● WORK INSTRUCTIONS
Gather all lines with the word "this" in them.

● RECORD LIST
____

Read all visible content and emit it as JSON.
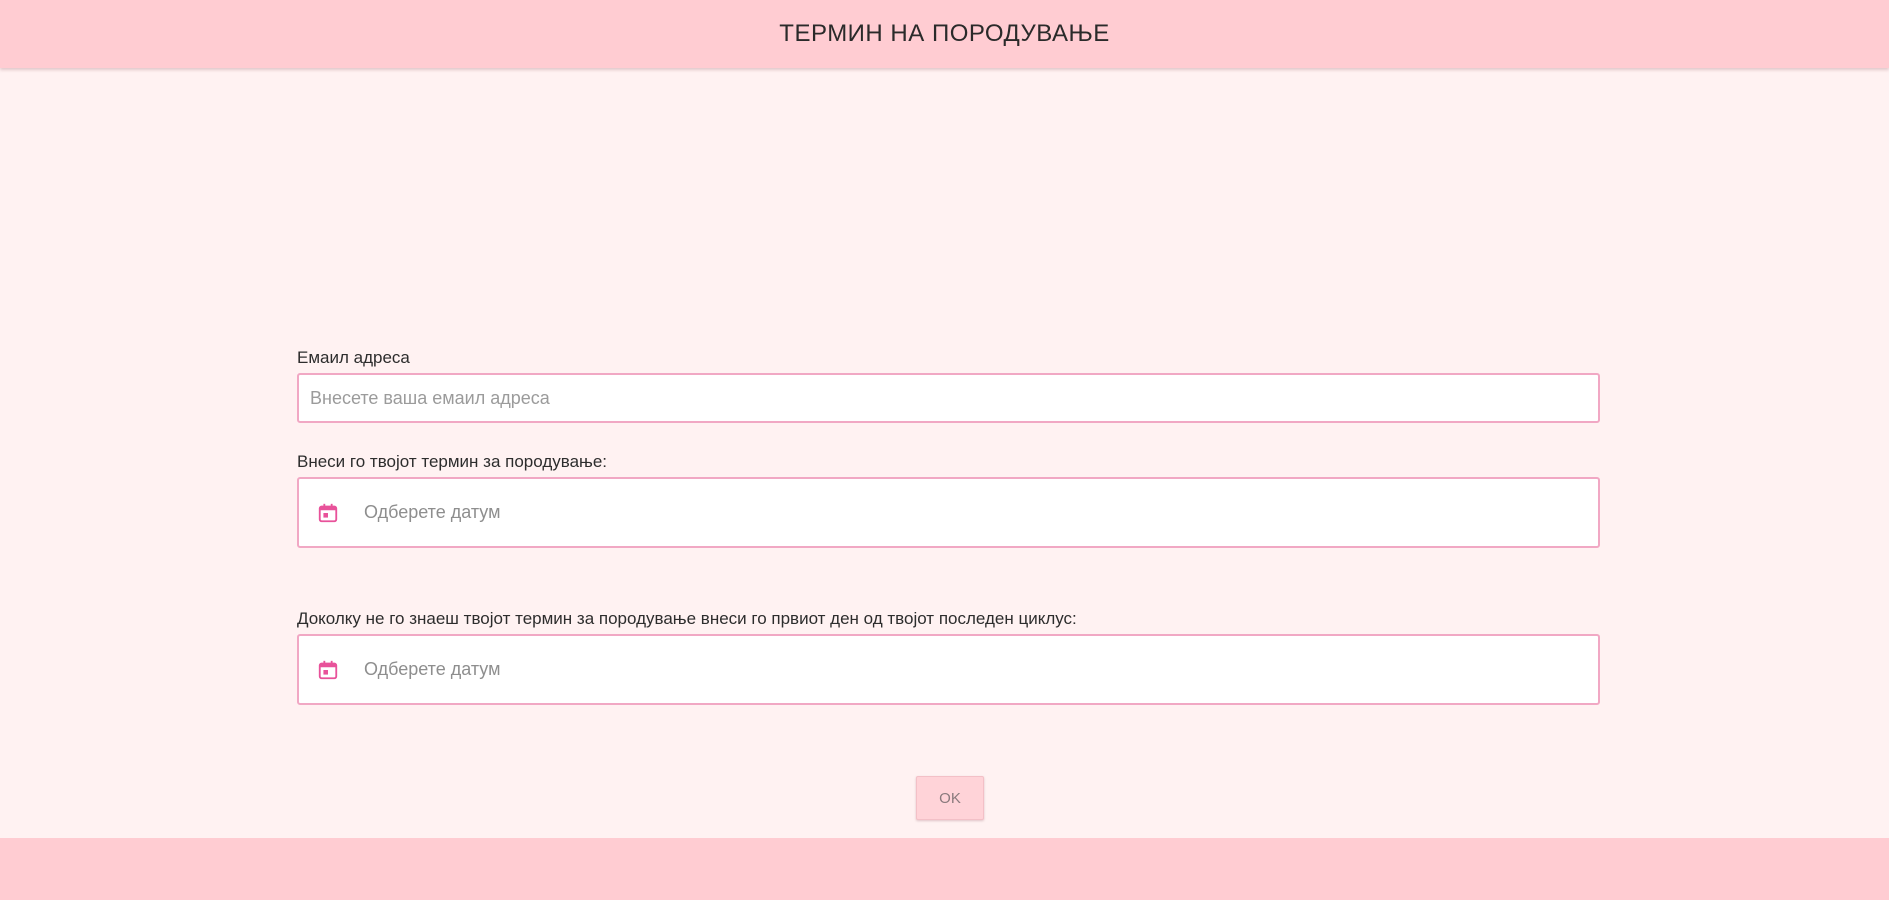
{
  "header": {
    "title": "ТЕРМИН НА ПОРОДУВАЊЕ"
  },
  "form": {
    "email": {
      "label": "Емаил адреса",
      "placeholder": "Внесете ваша емаил адреса",
      "value": ""
    },
    "due_date": {
      "label": "Внеси го твојот термин за породување:",
      "placeholder": "Одберете датум",
      "icon": "calendar-icon"
    },
    "last_period": {
      "label": "Доколку не го знаеш твојот термин за породување внеси го првиот ден од твојот последен циклус:",
      "placeholder": "Одберете датум",
      "icon": "calendar-icon"
    },
    "ok_label": "OK"
  },
  "colors": {
    "header_bg": "#ffccd2",
    "page_bg": "#fff2f2",
    "accent": "#e8529a",
    "input_border": "#f1a8c4"
  }
}
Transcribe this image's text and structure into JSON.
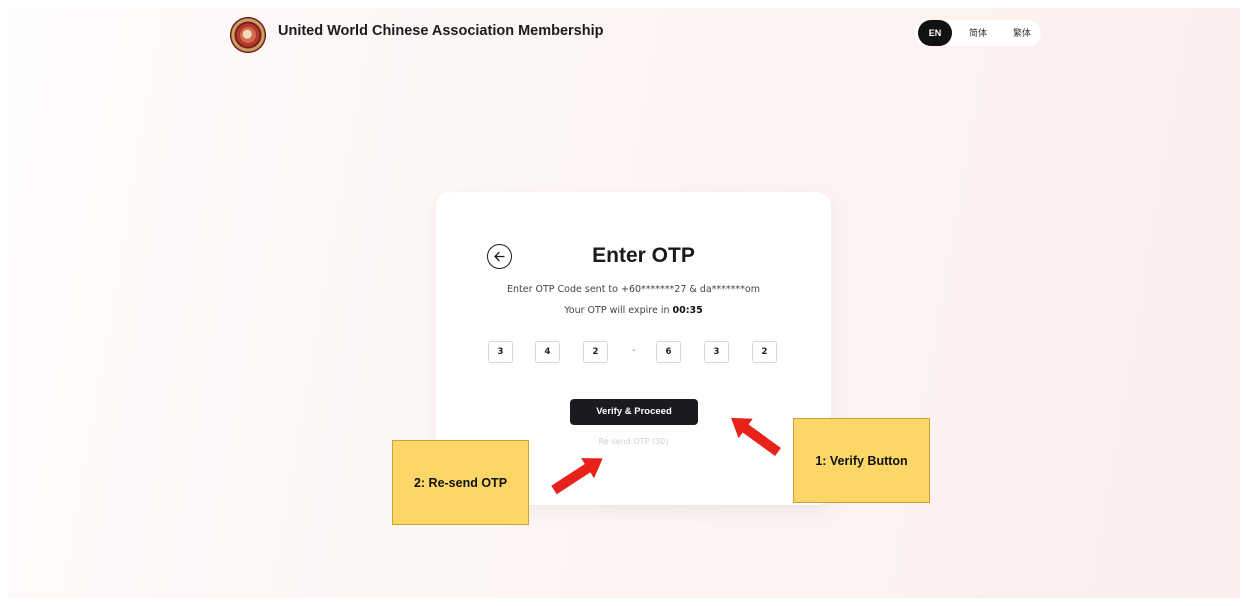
{
  "header": {
    "app_title": "United World Chinese Association Membership",
    "languages": [
      "EN",
      "简体",
      "繁体"
    ],
    "active_language": "EN"
  },
  "otp_card": {
    "title": "Enter OTP",
    "sent_to": "Enter OTP Code sent to +60*******27 & da*******om",
    "expire_prefix": "Your OTP will expire in ",
    "expire_time": "00:35",
    "digits": [
      "3",
      "4",
      "2",
      "6",
      "3",
      "2"
    ],
    "separator": "-",
    "verify_label": "Verify & Proceed",
    "resend_label": "Re-send OTP (30)"
  },
  "annotations": {
    "resend_note": "2: Re-send OTP",
    "verify_note": "1: Verify Button",
    "arrow_color": "#e8211b",
    "note_color": "#fdd668"
  },
  "colors": {
    "primary_button": "#1a1b1f",
    "active_language_pill": "#111111"
  }
}
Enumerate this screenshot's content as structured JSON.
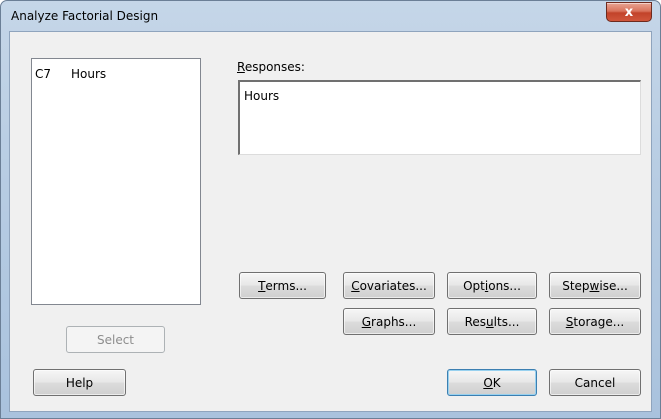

____

● THE COMPLETED TASK
Transcribe this image's text and structure into JSON.
Enumerate this screenshot's content as structured JSON.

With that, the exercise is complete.